STORED RECORDS:
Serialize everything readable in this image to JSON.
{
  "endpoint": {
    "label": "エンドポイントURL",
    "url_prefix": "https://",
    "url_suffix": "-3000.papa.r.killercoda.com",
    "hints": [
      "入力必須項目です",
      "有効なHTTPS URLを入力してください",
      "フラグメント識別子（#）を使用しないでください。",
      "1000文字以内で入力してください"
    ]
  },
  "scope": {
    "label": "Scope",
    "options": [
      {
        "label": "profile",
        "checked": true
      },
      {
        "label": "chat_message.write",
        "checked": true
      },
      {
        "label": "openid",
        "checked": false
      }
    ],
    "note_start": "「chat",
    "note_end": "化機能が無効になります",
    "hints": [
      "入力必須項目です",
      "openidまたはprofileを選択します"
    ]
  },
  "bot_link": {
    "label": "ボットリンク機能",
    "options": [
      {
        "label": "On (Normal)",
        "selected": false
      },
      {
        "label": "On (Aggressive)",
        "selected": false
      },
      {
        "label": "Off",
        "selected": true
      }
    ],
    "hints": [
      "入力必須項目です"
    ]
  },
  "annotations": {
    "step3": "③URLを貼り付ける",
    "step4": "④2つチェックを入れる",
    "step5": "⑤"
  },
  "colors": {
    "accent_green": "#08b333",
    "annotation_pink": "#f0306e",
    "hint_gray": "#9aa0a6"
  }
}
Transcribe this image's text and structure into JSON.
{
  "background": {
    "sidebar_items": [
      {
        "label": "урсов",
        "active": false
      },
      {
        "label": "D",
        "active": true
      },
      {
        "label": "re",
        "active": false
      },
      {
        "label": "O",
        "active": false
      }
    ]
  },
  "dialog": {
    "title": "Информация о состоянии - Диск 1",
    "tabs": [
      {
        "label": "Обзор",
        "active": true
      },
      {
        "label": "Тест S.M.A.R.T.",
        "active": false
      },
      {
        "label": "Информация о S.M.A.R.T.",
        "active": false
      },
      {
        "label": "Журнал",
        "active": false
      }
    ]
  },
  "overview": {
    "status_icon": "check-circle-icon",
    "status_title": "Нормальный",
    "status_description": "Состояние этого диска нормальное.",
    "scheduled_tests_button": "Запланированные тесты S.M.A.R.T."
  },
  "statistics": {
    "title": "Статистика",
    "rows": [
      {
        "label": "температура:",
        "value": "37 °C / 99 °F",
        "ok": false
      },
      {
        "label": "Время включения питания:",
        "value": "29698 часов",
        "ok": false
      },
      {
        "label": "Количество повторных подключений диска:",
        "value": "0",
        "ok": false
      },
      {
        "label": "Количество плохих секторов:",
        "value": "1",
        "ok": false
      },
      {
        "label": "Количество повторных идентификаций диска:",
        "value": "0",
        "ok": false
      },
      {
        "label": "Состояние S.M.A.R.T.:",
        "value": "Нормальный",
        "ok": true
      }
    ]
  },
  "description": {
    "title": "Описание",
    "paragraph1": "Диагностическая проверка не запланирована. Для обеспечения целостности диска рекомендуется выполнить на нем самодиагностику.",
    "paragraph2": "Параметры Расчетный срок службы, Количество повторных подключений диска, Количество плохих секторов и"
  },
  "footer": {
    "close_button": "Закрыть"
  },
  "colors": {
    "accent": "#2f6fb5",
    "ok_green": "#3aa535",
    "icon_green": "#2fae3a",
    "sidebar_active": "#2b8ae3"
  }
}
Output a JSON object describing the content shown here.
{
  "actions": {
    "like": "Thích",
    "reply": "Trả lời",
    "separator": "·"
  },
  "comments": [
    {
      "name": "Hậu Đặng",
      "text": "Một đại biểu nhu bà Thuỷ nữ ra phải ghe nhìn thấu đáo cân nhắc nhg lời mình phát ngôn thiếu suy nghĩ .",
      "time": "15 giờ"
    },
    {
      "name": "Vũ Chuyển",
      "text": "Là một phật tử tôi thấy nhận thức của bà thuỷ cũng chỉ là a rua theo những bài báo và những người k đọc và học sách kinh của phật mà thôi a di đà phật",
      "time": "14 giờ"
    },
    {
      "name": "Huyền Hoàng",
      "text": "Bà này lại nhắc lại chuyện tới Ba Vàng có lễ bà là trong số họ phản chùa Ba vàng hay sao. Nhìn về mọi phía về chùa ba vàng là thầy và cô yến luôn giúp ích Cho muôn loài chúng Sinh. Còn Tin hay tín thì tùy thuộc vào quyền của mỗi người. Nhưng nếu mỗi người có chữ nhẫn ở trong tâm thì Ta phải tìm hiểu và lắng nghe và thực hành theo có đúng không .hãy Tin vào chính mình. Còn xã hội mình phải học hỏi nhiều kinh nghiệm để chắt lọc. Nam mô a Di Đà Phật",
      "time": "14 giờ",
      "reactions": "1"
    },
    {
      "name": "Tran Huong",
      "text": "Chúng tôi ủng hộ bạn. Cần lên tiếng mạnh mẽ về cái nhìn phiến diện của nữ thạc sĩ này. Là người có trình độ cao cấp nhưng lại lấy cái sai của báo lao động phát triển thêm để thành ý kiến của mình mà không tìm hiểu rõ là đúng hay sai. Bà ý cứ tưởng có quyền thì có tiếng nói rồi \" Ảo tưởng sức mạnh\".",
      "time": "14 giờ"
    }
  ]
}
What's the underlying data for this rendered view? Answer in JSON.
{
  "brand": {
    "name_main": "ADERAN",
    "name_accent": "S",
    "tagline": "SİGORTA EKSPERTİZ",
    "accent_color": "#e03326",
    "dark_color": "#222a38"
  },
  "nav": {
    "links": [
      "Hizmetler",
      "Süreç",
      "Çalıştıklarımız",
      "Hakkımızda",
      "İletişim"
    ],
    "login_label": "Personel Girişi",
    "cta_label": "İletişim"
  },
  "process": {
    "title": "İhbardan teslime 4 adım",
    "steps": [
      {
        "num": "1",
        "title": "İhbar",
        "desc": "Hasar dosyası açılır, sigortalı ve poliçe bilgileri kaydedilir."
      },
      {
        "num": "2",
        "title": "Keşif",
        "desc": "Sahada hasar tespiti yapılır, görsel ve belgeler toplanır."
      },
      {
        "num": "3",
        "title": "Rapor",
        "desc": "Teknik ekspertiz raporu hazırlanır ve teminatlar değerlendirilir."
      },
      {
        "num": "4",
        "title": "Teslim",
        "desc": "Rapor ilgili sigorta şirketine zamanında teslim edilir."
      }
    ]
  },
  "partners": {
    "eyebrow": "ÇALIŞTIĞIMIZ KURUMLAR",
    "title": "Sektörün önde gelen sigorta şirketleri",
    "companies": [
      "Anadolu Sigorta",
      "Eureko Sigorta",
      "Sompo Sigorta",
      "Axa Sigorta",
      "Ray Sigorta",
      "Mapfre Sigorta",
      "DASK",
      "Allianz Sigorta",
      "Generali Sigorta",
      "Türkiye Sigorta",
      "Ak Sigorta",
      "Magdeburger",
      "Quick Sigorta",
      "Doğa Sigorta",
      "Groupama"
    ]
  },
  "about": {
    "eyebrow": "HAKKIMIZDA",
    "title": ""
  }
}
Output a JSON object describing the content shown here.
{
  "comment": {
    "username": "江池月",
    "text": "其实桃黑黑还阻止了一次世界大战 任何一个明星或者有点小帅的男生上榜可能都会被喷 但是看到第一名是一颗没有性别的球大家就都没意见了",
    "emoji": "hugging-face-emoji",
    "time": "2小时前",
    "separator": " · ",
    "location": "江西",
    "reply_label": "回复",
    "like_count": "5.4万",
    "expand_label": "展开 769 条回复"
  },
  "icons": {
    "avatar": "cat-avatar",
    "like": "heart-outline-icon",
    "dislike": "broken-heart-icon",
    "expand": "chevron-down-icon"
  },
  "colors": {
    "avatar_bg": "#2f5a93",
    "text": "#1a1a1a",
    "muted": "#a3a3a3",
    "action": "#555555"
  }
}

SHORT PROBLEM: Give the material above again, word for word.

OUTPUT OF THE TASK:
Serialize everything readable in this image to JSON.
{
  "endpoint": {
    "label": "エンドポイントURL",
    "url_prefix": "https://",
    "url_suffix": "-3000.papa.r.killercoda.com",
    "hints": [
      "入力必須項目です",
      "有効なHTTPS URLを入力してください",
      "フラグメント識別子（#）を使用しないでください。",
      "1000文字以内で入力してください"
    ]
  },
  "scope": {
    "label": "Scope",
    "options": [
      {
        "label": "profile",
        "checked": true
      },
      {
        "label": "chat_message.write",
        "checked": true
      },
      {
        "label": "openid",
        "checked": false
      }
    ],
    "note_start": "「chat",
    "note_end": "化機能が無効になります",
    "hints": [
      "入力必須項目です",
      "openidまたはprofileを選択します"
    ]
  },
  "bot_link": {
    "label": "ボットリンク機能",
    "options": [
      {
        "label": "On (Normal)",
        "selected": false
      },
      {
        "label": "On (Aggressive)",
        "selected": false
      },
      {
        "label": "Off",
        "selected": true
      }
    ],
    "hints": [
      "入力必須項目です"
    ]
  },
  "annotations": {
    "step3": "③URLを貼り付ける",
    "step4": "④2つチェックを入れる",
    "step5": "⑤"
  },
  "colors": {
    "accent_green": "#08b333",
    "annotation_pink": "#f0306e",
    "hint_gray": "#9aa0a6"
  }
}
Transcribe this image's text and structure into JSON.
{
  "background": {
    "sidebar_items": [
      {
        "label": "урсов",
        "active": false
      },
      {
        "label": "D",
        "active": true
      },
      {
        "label": "re",
        "active": false
      },
      {
        "label": "O",
        "active": false
      }
    ]
  },
  "dialog": {
    "title": "Информация о состоянии - Диск 1",
    "tabs": [
      {
        "label": "Обзор",
        "active": true
      },
      {
        "label": "Тест S.M.A.R.T.",
        "active": false
      },
      {
        "label": "Информация о S.M.A.R.T.",
        "active": false
      },
      {
        "label": "Журнал",
        "active": false
      }
    ]
  },
  "overview": {
    "status_icon": "check-circle-icon",
    "status_title": "Нормальный",
    "status_description": "Состояние этого диска нормальное.",
    "scheduled_tests_button": "Запланированные тесты S.M.A.R.T."
  },
  "statistics": {
    "title": "Статистика",
    "rows": [
      {
        "label": "температура:",
        "value": "37 °C / 99 °F",
        "ok": false
      },
      {
        "label": "Время включения питания:",
        "value": "29698 часов",
        "ok": false
      },
      {
        "label": "Количество повторных подключений диска:",
        "value": "0",
        "ok": false
      },
      {
        "label": "Количество плохих секторов:",
        "value": "1",
        "ok": false
      },
      {
        "label": "Количество повторных идентификаций диска:",
        "value": "0",
        "ok": false
      },
      {
        "label": "Состояние S.M.A.R.T.:",
        "value": "Нормальный",
        "ok": true
      }
    ]
  },
  "description": {
    "title": "Описание",
    "paragraph1": "Диагностическая проверка не запланирована. Для обеспечения целостности диска рекомендуется выполнить на нем самодиагностику.",
    "paragraph2": "Параметры Расчетный срок службы, Количество повторных подключений диска, Количество плохих секторов и"
  },
  "footer": {
    "close_button": "Закрыть"
  },
  "colors": {
    "accent": "#2f6fb5",
    "ok_green": "#3aa535",
    "icon_green": "#2fae3a",
    "sidebar_active": "#2b8ae3"
  }
}
Output a JSON object describing the content shown here.
{
  "actions": {
    "like": "Thích",
    "reply": "Trả lời",
    "separator": "·"
  },
  "comments": [
    {
      "name": "Hậu Đặng",
      "text": "Một đại biểu nhu bà Thuỷ nữ ra phải ghe nhìn thấu đáo cân nhắc nhg lời mình phát ngôn thiếu suy nghĩ .",
      "time": "15 giờ"
    },
    {
      "name": "Vũ Chuyển",
      "text": "Là một phật tử tôi thấy nhận thức của bà thuỷ cũng chỉ là a rua theo những bài báo và những người k đọc và học sách kinh của phật mà thôi a di đà phật",
      "time": "14 giờ"
    },
    {
      "name": "Huyền Hoàng",
      "text": "Bà này lại nhắc lại chuyện tới Ba Vàng có lễ bà là trong số họ phản chùa Ba vàng hay sao. Nhìn về mọi phía về chùa ba vàng là thầy và cô yến luôn giúp ích Cho muôn loài chúng Sinh. Còn Tin hay tín thì tùy thuộc vào quyền của mỗi người. Nhưng nếu mỗi người có chữ nhẫn ở trong tâm thì Ta phải tìm hiểu và lắng nghe và thực hành theo có đúng không .hãy Tin vào chính mình. Còn xã hội mình phải học hỏi nhiều kinh nghiệm để chắt lọc. Nam mô a Di Đà Phật",
      "time": "14 giờ",
      "reactions": "1"
    },
    {
      "name": "Tran Huong",
      "text": "Chúng tôi ủng hộ bạn. Cần lên tiếng mạnh mẽ về cái nhìn phiến diện của nữ thạc sĩ này. Là người có trình độ cao cấp nhưng lại lấy cái sai của báo lao động phát triển thêm để thành ý kiến của mình mà không tìm hiểu rõ là đúng hay sai. Bà ý cứ tưởng có quyền thì có tiếng nói rồi \" Ảo tưởng sức mạnh\".",
      "time": "14 giờ"
    }
  ]
}
What's the underlying data for this rendered view? Answer in JSON.
{
  "brand": {
    "name_main": "ADERAN",
    "name_accent": "S",
    "tagline": "SİGORTA EKSPERTİZ",
    "accent_color": "#e03326",
    "dark_color": "#222a38"
  },
  "nav": {
    "links": [
      "Hizmetler",
      "Süreç",
      "Çalıştıklarımız",
      "Hakkımızda",
      "İletişim"
    ],
    "login_label": "Personel Girişi",
    "cta_label": "İletişim"
  },
  "process": {
    "title": "İhbardan teslime 4 adım",
    "steps": [
      {
        "num": "1",
        "title": "İhbar",
        "desc": "Hasar dosyası açılır, sigortalı ve poliçe bilgileri kaydedilir."
      },
      {
        "num": "2",
        "title": "Keşif",
        "desc": "Sahada hasar tespiti yapılır, görsel ve belgeler toplanır."
      },
      {
        "num": "3",
        "title": "Rapor",
        "desc": "Teknik ekspertiz raporu hazırlanır ve teminatlar değerlendirilir."
      },
      {
        "num": "4",
        "title": "Teslim",
        "desc": "Rapor ilgili sigorta şirketine zamanında teslim edilir."
      }
    ]
  },
  "partners": {
    "eyebrow": "ÇALIŞTIĞIMIZ KURUMLAR",
    "title": "Sektörün önde gelen sigorta şirketleri",
    "companies": [
      "Anadolu Sigorta",
      "Eureko Sigorta",
      "Sompo Sigorta",
      "Axa Sigorta",
      "Ray Sigorta",
      "Mapfre Sigorta",
      "DASK",
      "Allianz Sigorta",
      "Generali Sigorta",
      "Türkiye Sigorta",
      "Ak Sigorta",
      "Magdeburger",
      "Quick Sigorta",
      "Doğa Sigorta",
      "Groupama"
    ]
  },
  "about": {
    "eyebrow": "HAKKIMIZDA",
    "title": ""
  }
}
Output a JSON object describing the content shown here.
{
  "comment": {
    "username": "江池月",
    "text": "其实桃黑黑还阻止了一次世界大战 任何一个明星或者有点小帅的男生上榜可能都会被喷 但是看到第一名是一颗没有性别的球大家就都没意见了",
    "emoji": "hugging-face-emoji",
    "time": "2小时前",
    "separator": " · ",
    "location": "江西",
    "reply_label": "回复",
    "like_count": "5.4万",
    "expand_label": "展开 769 条回复"
  },
  "icons": {
    "avatar": "cat-avatar",
    "like": "heart-outline-icon",
    "dislike": "broken-heart-icon",
    "expand": "chevron-down-icon"
  },
  "colors": {
    "avatar_bg": "#2f5a93",
    "text": "#1a1a1a",
    "muted": "#a3a3a3",
    "action": "#555555"
  }
}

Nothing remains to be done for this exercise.